> _TASK BRIEF_:
Copy out the lines verbatim, beginning at the line that contains "- volume-down-button: [0, 252, 4, 310]" and ending after the line that contains "- row-label: HELP/FAQ: [44, 620, 119, 637]".

++++ PROVIDED DATA

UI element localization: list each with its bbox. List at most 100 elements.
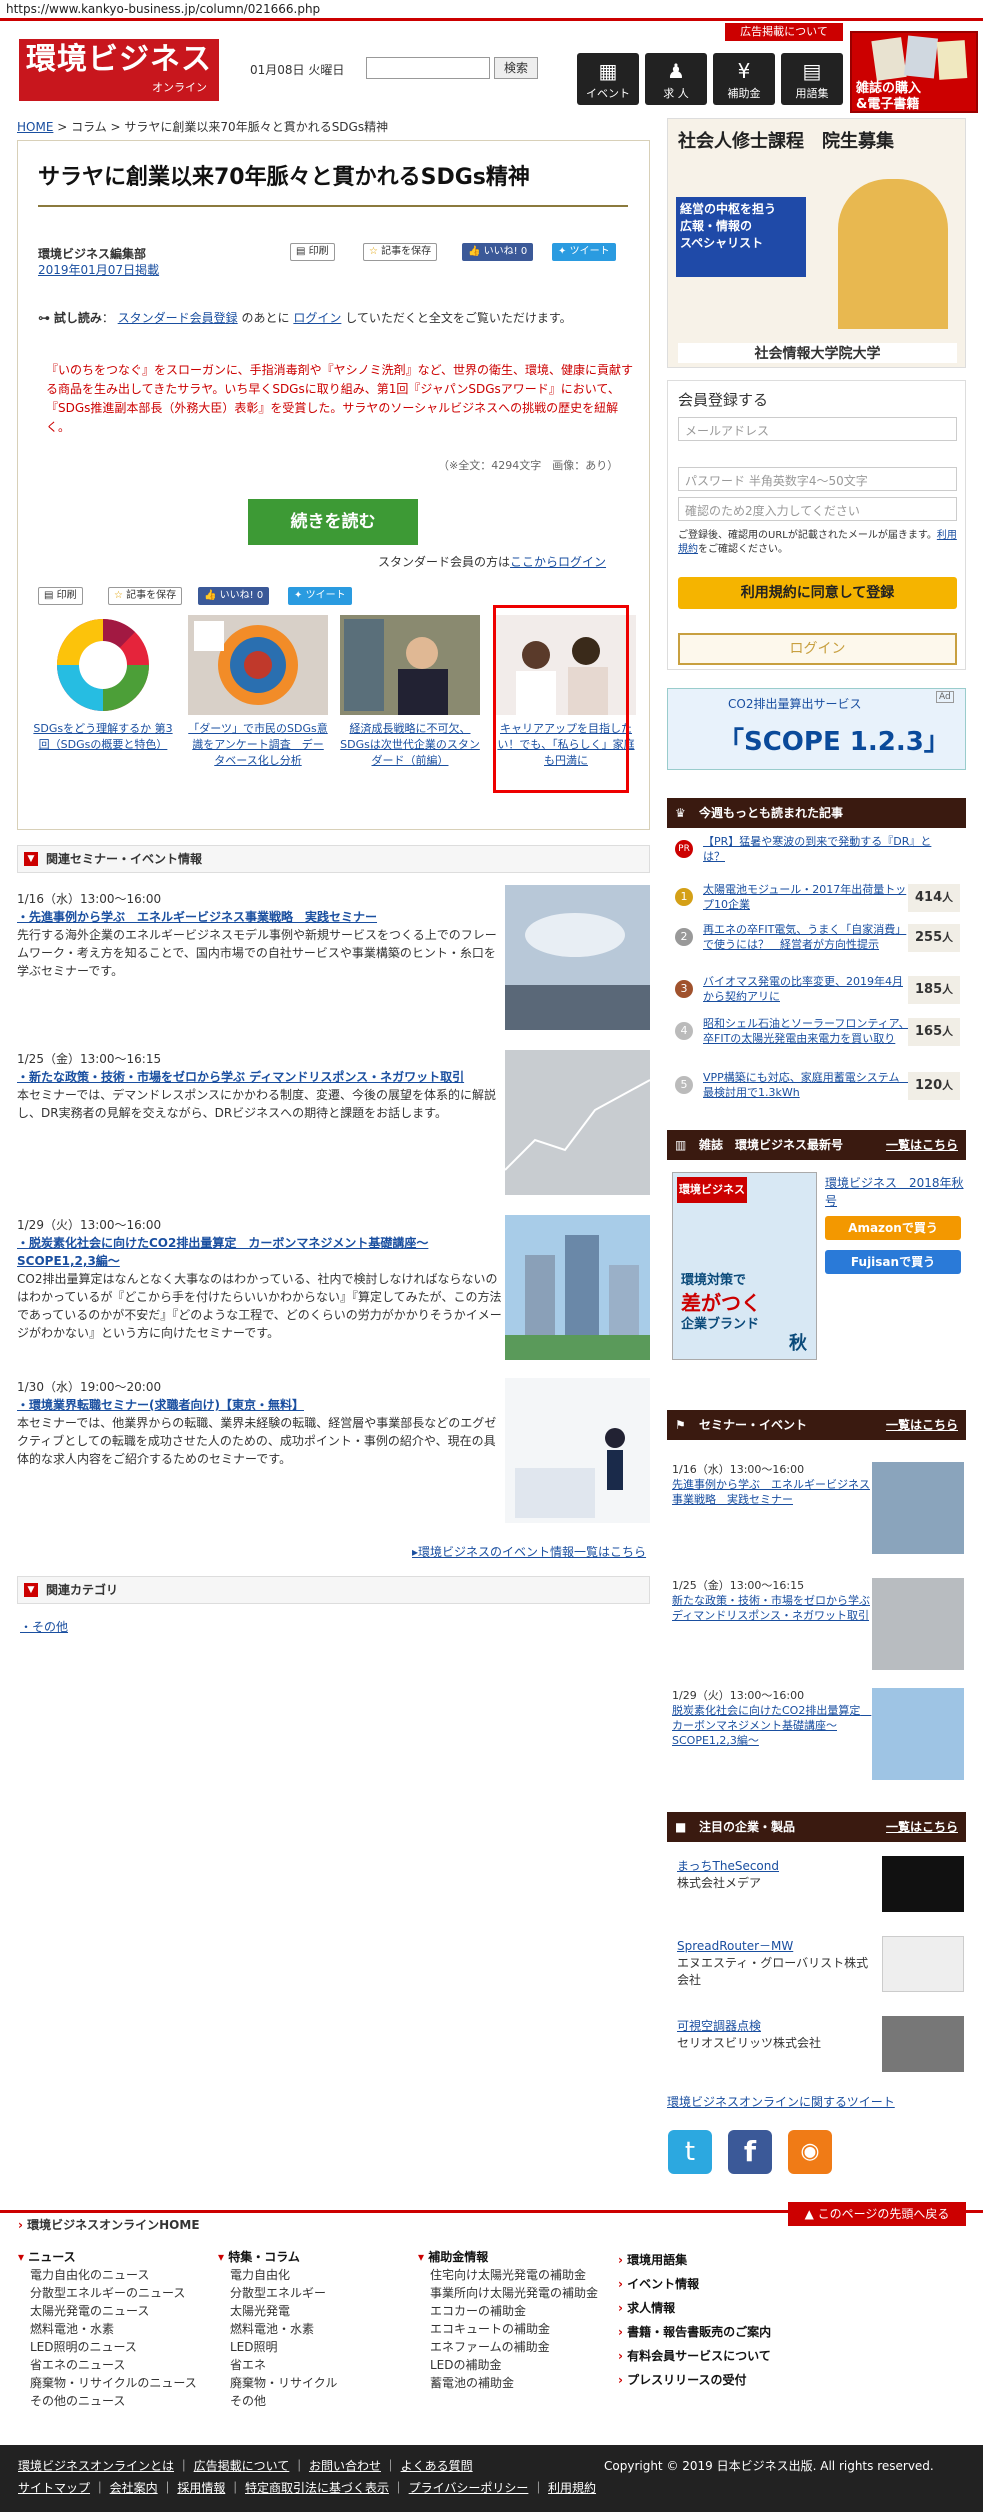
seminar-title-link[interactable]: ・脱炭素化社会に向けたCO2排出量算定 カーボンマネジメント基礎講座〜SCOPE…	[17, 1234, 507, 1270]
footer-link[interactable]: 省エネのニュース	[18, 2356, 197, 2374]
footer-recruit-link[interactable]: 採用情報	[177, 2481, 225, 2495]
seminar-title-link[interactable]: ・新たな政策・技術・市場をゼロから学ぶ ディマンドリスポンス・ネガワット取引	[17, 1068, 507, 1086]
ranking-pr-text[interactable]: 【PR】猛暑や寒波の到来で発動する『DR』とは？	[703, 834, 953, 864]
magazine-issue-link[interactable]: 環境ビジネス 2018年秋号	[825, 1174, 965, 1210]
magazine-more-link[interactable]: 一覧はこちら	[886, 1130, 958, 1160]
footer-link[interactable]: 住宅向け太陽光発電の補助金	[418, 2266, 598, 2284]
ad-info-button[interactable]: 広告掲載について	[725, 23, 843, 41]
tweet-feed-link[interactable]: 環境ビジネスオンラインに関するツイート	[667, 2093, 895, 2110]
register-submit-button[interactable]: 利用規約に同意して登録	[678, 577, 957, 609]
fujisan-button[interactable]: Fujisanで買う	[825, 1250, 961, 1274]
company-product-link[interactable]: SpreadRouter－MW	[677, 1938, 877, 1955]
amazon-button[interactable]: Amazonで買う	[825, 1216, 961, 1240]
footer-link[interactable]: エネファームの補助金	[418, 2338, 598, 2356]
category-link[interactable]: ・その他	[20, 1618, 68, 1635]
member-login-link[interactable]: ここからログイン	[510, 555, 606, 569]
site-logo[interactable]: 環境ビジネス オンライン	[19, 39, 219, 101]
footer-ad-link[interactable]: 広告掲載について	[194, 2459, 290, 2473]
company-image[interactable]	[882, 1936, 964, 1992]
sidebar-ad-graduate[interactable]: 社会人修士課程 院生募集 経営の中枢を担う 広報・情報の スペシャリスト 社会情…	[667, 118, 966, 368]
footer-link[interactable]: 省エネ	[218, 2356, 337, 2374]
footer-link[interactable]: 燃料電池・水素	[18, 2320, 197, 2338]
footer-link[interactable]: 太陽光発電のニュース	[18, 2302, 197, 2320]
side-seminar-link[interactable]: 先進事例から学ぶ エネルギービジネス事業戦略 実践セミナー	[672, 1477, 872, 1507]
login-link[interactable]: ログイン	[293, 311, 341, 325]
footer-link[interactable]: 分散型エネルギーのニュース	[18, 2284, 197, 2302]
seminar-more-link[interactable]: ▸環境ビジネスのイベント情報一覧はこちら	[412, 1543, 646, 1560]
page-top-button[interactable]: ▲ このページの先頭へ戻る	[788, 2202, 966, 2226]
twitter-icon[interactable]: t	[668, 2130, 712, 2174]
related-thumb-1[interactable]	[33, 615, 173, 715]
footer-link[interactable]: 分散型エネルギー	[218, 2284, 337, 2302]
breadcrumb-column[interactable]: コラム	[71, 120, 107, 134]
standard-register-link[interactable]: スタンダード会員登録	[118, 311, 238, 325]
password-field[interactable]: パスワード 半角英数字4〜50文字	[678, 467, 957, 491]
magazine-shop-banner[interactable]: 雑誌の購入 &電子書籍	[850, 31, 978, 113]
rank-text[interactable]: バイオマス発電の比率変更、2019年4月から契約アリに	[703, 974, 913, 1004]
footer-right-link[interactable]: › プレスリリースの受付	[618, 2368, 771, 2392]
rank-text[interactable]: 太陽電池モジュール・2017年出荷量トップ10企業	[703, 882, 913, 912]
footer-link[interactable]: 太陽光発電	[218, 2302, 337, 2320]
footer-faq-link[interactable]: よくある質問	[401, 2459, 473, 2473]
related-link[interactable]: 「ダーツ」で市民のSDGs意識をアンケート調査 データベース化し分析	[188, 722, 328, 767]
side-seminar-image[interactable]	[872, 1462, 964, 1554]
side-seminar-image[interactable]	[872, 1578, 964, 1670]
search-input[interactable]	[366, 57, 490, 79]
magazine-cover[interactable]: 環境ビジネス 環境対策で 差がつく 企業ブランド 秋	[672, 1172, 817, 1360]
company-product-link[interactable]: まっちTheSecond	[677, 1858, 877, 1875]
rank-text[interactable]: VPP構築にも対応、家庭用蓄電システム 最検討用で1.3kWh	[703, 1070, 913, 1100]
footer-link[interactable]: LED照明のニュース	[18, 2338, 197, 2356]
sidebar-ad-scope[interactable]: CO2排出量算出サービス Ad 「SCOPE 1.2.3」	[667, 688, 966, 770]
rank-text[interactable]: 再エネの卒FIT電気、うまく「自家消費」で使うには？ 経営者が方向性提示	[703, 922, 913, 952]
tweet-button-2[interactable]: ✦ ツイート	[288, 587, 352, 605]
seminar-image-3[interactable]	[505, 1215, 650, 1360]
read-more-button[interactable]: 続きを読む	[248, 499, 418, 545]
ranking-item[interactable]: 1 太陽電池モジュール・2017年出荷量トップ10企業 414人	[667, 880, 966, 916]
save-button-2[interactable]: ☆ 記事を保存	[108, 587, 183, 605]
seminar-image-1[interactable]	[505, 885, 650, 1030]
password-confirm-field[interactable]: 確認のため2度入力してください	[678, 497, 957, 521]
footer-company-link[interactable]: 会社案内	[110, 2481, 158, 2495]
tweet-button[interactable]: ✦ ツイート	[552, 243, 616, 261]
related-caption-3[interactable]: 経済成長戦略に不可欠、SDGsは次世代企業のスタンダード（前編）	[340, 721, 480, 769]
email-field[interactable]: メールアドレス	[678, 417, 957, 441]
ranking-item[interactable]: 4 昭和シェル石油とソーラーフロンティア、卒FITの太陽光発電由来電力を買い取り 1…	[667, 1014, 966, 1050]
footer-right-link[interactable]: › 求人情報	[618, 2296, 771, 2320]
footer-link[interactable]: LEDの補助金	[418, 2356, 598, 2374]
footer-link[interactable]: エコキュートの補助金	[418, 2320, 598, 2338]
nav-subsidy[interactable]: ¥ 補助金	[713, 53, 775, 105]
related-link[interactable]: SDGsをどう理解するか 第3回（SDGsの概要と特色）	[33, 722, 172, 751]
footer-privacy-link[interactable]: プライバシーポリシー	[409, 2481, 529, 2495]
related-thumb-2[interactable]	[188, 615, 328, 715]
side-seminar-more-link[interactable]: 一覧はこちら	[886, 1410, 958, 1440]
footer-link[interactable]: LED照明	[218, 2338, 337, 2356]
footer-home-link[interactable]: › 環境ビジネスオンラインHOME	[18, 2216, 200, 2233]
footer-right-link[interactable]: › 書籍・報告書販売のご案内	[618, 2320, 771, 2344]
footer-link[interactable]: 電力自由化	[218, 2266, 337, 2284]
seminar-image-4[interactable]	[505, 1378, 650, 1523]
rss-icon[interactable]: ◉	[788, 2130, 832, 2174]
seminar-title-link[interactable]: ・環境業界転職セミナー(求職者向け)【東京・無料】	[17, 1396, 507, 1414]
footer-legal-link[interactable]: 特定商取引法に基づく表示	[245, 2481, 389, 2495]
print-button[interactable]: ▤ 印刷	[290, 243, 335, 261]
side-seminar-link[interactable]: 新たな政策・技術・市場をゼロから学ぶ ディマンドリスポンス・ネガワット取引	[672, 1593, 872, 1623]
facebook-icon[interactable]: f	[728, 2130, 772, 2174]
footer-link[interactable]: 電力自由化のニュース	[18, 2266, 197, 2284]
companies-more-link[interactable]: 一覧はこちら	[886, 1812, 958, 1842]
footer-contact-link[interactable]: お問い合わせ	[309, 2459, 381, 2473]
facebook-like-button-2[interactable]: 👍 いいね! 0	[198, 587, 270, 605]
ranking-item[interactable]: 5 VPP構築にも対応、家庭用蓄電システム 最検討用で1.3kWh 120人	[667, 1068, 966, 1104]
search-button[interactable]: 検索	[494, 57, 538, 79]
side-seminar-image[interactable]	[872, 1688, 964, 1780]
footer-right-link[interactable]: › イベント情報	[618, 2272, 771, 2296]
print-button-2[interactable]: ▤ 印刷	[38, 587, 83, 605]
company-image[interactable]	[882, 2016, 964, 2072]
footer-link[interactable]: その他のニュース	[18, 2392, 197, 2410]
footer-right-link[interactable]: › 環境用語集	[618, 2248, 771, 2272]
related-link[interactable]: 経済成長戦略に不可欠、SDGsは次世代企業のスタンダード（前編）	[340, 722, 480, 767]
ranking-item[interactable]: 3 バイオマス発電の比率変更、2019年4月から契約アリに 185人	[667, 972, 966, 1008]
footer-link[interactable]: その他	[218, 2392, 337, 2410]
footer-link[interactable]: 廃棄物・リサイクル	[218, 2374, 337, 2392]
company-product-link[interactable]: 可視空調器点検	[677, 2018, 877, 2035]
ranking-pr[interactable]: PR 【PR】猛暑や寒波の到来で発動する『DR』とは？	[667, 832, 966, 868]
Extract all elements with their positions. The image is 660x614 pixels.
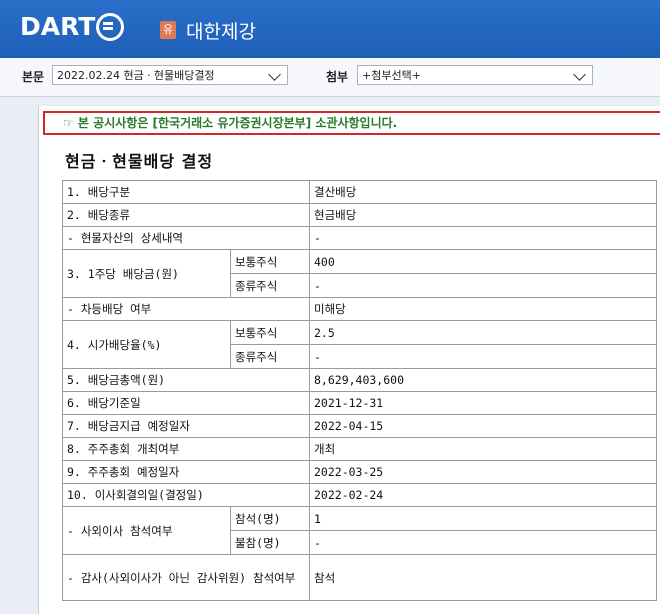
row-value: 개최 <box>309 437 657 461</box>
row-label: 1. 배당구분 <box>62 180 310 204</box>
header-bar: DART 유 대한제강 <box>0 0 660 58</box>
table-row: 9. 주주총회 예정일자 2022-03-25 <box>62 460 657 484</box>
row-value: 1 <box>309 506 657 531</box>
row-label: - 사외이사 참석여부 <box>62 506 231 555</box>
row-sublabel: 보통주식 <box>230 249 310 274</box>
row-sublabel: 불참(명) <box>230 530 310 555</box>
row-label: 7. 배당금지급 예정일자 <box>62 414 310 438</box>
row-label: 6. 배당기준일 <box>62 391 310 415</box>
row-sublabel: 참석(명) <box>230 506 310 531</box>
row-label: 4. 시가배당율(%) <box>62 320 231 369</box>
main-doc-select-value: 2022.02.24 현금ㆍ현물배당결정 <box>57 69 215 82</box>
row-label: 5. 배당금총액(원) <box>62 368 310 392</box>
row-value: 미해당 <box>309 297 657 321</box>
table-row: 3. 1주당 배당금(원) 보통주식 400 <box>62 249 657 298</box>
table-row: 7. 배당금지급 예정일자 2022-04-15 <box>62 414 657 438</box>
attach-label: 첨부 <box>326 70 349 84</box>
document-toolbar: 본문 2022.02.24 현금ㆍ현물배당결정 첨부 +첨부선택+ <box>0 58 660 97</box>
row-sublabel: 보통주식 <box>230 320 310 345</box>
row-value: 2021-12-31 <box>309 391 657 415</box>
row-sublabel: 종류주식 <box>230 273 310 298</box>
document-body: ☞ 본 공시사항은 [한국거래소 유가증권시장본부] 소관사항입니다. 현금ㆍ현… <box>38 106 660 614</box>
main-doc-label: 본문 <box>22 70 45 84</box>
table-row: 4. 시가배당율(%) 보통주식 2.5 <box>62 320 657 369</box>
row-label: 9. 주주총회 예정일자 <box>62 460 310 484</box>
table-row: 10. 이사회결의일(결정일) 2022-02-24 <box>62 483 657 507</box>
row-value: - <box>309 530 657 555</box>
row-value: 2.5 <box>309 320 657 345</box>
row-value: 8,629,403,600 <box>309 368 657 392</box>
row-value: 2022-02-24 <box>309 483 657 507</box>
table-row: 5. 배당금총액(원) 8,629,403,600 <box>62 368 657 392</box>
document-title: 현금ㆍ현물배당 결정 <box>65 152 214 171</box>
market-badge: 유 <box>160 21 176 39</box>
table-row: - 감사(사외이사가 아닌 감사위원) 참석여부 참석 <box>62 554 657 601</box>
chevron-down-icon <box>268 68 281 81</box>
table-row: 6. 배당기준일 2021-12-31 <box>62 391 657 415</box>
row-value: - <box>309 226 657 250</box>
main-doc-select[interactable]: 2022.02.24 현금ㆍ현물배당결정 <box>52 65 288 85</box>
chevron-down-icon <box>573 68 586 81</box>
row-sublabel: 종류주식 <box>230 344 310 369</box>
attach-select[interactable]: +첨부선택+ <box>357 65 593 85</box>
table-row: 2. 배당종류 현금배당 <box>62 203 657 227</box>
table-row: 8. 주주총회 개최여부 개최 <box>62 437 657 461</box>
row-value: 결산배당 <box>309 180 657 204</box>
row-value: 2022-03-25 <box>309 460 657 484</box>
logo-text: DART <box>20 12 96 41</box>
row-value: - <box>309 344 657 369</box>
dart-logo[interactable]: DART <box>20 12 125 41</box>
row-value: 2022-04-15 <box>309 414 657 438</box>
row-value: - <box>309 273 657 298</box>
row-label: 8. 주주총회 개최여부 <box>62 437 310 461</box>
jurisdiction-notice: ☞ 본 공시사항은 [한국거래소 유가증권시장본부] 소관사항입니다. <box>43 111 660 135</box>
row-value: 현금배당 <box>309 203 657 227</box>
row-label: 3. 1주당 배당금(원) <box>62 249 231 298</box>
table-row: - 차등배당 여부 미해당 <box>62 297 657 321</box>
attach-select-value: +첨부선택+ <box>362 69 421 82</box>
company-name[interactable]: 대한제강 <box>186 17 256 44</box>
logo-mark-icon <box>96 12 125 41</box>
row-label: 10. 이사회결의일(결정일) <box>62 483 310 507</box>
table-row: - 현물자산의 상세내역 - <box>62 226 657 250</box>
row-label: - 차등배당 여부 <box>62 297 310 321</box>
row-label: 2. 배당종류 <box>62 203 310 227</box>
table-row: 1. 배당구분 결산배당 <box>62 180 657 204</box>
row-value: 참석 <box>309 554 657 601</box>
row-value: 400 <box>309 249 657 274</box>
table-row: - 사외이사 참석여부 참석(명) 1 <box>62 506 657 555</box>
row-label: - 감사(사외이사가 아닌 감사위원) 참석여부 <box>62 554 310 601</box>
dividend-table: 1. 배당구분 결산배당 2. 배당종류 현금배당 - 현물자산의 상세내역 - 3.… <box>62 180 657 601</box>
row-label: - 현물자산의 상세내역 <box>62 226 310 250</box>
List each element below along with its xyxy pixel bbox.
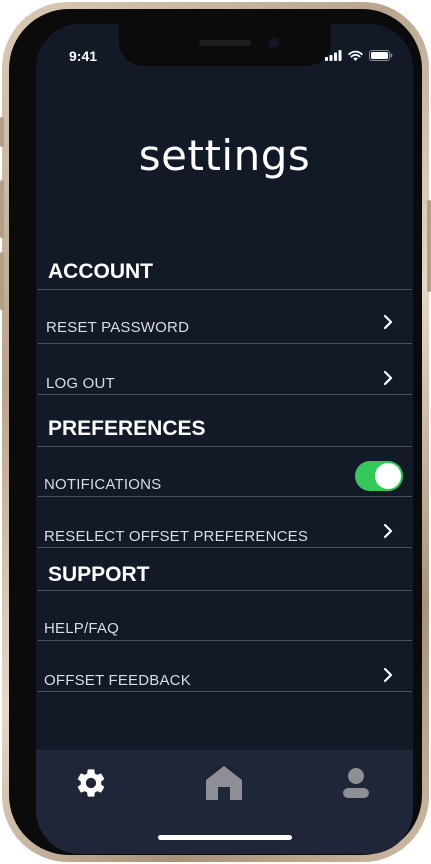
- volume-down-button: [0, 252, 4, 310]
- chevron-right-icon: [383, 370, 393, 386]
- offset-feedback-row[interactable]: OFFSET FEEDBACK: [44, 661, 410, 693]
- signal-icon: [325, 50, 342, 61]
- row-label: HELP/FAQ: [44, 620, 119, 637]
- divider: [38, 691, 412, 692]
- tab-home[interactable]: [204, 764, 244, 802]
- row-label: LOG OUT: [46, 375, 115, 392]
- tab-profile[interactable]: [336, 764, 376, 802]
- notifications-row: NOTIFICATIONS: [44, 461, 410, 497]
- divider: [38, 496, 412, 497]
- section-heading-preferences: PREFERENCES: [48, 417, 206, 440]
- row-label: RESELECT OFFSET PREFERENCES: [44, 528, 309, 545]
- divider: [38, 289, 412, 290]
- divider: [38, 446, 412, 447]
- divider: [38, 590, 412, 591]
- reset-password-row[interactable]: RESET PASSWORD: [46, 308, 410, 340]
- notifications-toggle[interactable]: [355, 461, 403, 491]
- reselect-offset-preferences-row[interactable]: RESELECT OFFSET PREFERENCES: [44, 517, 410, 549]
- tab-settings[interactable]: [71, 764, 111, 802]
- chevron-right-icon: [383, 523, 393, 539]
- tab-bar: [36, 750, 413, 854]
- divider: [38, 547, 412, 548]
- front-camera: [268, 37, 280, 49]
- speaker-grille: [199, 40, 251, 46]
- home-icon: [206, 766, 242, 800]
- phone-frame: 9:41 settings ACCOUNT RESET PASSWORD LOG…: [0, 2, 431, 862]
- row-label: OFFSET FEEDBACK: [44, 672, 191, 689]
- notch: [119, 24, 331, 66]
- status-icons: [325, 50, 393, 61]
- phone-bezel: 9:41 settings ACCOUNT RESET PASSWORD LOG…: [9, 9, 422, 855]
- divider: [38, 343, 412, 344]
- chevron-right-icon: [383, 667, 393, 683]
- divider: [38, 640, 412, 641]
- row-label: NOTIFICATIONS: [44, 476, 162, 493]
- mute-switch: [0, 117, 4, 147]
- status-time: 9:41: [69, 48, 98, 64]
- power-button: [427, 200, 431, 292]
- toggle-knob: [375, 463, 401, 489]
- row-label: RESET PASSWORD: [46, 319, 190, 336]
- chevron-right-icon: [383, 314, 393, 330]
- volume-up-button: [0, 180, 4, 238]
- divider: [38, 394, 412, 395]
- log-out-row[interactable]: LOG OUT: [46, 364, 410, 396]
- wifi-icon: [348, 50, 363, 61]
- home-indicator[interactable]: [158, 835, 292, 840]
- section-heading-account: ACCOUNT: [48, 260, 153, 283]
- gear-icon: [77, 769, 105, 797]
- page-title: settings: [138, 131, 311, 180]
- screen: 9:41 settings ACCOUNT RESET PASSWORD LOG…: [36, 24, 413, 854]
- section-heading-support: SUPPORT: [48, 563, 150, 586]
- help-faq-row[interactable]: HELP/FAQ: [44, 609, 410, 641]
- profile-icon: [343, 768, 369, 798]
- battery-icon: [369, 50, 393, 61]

++++++++

> _FINAL RESULT_:
- volume-down-button: [0, 252, 4, 310]
- chevron-right-icon: [383, 370, 393, 386]
- offset-feedback-row[interactable]: OFFSET FEEDBACK: [44, 661, 410, 693]
- signal-icon: [325, 50, 342, 61]
- row-label: HELP/FAQ: [44, 620, 119, 637]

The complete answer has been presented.